-- begin PROVIDED MATERIAL --

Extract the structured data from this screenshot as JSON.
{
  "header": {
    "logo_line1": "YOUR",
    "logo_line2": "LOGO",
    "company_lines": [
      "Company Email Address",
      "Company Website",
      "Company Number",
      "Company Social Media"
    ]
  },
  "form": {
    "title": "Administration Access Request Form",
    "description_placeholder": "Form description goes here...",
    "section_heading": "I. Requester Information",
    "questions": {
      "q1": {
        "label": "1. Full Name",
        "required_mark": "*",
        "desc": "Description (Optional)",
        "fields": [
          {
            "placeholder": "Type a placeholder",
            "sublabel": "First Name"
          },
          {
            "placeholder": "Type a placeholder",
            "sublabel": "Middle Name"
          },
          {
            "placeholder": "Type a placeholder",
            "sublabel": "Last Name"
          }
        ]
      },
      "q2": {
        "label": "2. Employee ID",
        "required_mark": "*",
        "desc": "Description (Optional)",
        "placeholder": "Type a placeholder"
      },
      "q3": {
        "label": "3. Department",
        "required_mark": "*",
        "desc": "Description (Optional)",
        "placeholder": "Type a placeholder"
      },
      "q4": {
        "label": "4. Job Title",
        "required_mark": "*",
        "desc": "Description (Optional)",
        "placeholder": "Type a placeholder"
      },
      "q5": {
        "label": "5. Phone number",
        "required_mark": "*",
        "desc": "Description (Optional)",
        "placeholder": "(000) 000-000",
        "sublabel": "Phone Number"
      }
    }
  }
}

-- end PROVIDED MATERIAL --

» PROBLEM
Pick out every line with the string "Phone" and copy it.

» SOLUTION FOR THIS TASK
        "label": "5. Phone number",
        "sublabel": "Phone Number"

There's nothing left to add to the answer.